Rows:
Begin

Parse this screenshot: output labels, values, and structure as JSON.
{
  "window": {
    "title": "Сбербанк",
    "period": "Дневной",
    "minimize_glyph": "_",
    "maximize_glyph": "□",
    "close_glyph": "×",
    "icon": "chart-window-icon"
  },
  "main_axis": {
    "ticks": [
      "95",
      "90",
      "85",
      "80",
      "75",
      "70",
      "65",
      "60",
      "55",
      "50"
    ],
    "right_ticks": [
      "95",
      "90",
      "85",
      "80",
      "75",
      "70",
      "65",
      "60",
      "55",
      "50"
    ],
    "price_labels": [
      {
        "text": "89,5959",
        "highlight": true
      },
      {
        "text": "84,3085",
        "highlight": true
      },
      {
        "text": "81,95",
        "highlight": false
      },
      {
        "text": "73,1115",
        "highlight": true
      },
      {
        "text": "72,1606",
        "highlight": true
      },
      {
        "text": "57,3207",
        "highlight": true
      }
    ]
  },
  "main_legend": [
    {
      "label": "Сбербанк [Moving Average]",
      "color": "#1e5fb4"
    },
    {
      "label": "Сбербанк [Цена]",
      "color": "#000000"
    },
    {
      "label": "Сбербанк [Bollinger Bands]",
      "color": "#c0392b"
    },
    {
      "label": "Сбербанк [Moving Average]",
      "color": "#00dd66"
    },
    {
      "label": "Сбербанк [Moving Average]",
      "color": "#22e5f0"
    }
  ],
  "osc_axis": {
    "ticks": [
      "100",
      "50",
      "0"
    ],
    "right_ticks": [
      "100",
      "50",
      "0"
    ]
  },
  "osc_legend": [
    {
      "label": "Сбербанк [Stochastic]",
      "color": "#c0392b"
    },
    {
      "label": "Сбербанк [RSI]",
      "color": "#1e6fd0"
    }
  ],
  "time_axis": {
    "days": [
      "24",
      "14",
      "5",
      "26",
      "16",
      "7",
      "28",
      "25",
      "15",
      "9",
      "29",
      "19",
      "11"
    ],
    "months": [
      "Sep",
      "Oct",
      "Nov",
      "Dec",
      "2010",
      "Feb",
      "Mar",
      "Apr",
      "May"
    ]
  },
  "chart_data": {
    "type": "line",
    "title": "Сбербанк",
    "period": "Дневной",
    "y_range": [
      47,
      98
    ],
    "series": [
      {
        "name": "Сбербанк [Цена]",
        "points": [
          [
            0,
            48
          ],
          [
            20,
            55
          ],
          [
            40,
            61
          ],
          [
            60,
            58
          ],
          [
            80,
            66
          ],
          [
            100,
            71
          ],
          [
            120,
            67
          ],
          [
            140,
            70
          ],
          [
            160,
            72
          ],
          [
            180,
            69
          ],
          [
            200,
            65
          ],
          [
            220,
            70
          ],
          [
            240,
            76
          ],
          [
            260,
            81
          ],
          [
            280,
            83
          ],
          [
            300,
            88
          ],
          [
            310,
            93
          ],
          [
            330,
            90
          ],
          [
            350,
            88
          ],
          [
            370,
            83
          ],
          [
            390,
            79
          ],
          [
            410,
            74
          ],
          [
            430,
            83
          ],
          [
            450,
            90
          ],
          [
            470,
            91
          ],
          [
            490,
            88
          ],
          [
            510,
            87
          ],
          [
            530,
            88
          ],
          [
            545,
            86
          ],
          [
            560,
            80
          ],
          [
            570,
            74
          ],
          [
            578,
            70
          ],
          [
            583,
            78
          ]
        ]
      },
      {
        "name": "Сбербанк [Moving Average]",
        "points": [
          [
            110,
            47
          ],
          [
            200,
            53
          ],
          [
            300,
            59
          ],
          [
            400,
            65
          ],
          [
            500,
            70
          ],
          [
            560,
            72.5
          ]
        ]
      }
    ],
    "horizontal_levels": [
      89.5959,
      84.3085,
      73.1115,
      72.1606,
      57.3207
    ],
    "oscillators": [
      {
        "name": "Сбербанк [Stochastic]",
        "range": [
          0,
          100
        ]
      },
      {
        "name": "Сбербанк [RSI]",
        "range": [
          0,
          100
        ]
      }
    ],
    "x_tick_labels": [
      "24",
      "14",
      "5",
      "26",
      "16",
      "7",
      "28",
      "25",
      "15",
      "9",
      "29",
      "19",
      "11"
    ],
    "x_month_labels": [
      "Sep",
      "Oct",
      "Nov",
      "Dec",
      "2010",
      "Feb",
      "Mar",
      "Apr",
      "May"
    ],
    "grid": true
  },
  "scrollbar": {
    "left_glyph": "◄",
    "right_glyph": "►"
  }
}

End

Work to do:
Repeat the data above, word for word.

Complete output:
Parse this screenshot: output labels, values, and structure as JSON.
{
  "window": {
    "title": "Сбербанк",
    "period": "Дневной",
    "minimize_glyph": "_",
    "maximize_glyph": "□",
    "close_glyph": "×",
    "icon": "chart-window-icon"
  },
  "main_axis": {
    "ticks": [
      "95",
      "90",
      "85",
      "80",
      "75",
      "70",
      "65",
      "60",
      "55",
      "50"
    ],
    "right_ticks": [
      "95",
      "90",
      "85",
      "80",
      "75",
      "70",
      "65",
      "60",
      "55",
      "50"
    ],
    "price_labels": [
      {
        "text": "89,5959",
        "highlight": true
      },
      {
        "text": "84,3085",
        "highlight": true
      },
      {
        "text": "81,95",
        "highlight": false
      },
      {
        "text": "73,1115",
        "highlight": true
      },
      {
        "text": "72,1606",
        "highlight": true
      },
      {
        "text": "57,3207",
        "highlight": true
      }
    ]
  },
  "main_legend": [
    {
      "label": "Сбербанк [Moving Average]",
      "color": "#1e5fb4"
    },
    {
      "label": "Сбербанк [Цена]",
      "color": "#000000"
    },
    {
      "label": "Сбербанк [Bollinger Bands]",
      "color": "#c0392b"
    },
    {
      "label": "Сбербанк [Moving Average]",
      "color": "#00dd66"
    },
    {
      "label": "Сбербанк [Moving Average]",
      "color": "#22e5f0"
    }
  ],
  "osc_axis": {
    "ticks": [
      "100",
      "50",
      "0"
    ],
    "right_ticks": [
      "100",
      "50",
      "0"
    ]
  },
  "osc_legend": [
    {
      "label": "Сбербанк [Stochastic]",
      "color": "#c0392b"
    },
    {
      "label": "Сбербанк [RSI]",
      "color": "#1e6fd0"
    }
  ],
  "time_axis": {
    "days": [
      "24",
      "14",
      "5",
      "26",
      "16",
      "7",
      "28",
      "25",
      "15",
      "9",
      "29",
      "19",
      "11"
    ],
    "months": [
      "Sep",
      "Oct",
      "Nov",
      "Dec",
      "2010",
      "Feb",
      "Mar",
      "Apr",
      "May"
    ]
  },
  "chart_data": {
    "type": "line",
    "title": "Сбербанк",
    "period": "Дневной",
    "y_range": [
      47,
      98
    ],
    "series": [
      {
        "name": "Сбербанк [Цена]",
        "points": [
          [
            0,
            48
          ],
          [
            20,
            55
          ],
          [
            40,
            61
          ],
          [
            60,
            58
          ],
          [
            80,
            66
          ],
          [
            100,
            71
          ],
          [
            120,
            67
          ],
          [
            140,
            70
          ],
          [
            160,
            72
          ],
          [
            180,
            69
          ],
          [
            200,
            65
          ],
          [
            220,
            70
          ],
          [
            240,
            76
          ],
          [
            260,
            81
          ],
          [
            280,
            83
          ],
          [
            300,
            88
          ],
          [
            310,
            93
          ],
          [
            330,
            90
          ],
          [
            350,
            88
          ],
          [
            370,
            83
          ],
          [
            390,
            79
          ],
          [
            410,
            74
          ],
          [
            430,
            83
          ],
          [
            450,
            90
          ],
          [
            470,
            91
          ],
          [
            490,
            88
          ],
          [
            510,
            87
          ],
          [
            530,
            88
          ],
          [
            545,
            86
          ],
          [
            560,
            80
          ],
          [
            570,
            74
          ],
          [
            578,
            70
          ],
          [
            583,
            78
          ]
        ]
      },
      {
        "name": "Сбербанк [Moving Average]",
        "points": [
          [
            110,
            47
          ],
          [
            200,
            53
          ],
          [
            300,
            59
          ],
          [
            400,
            65
          ],
          [
            500,
            70
          ],
          [
            560,
            72.5
          ]
        ]
      }
    ],
    "horizontal_levels": [
      89.5959,
      84.3085,
      73.1115,
      72.1606,
      57.3207
    ],
    "oscillators": [
      {
        "name": "Сбербанк [Stochastic]",
        "range": [
          0,
          100
        ]
      },
      {
        "name": "Сбербанк [RSI]",
        "range": [
          0,
          100
        ]
      }
    ],
    "x_tick_labels": [
      "24",
      "14",
      "5",
      "26",
      "16",
      "7",
      "28",
      "25",
      "15",
      "9",
      "29",
      "19",
      "11"
    ],
    "x_month_labels": [
      "Sep",
      "Oct",
      "Nov",
      "Dec",
      "2010",
      "Feb",
      "Mar",
      "Apr",
      "May"
    ],
    "grid": true
  },
  "scrollbar": {
    "left_glyph": "◄",
    "right_glyph": "►"
  }
}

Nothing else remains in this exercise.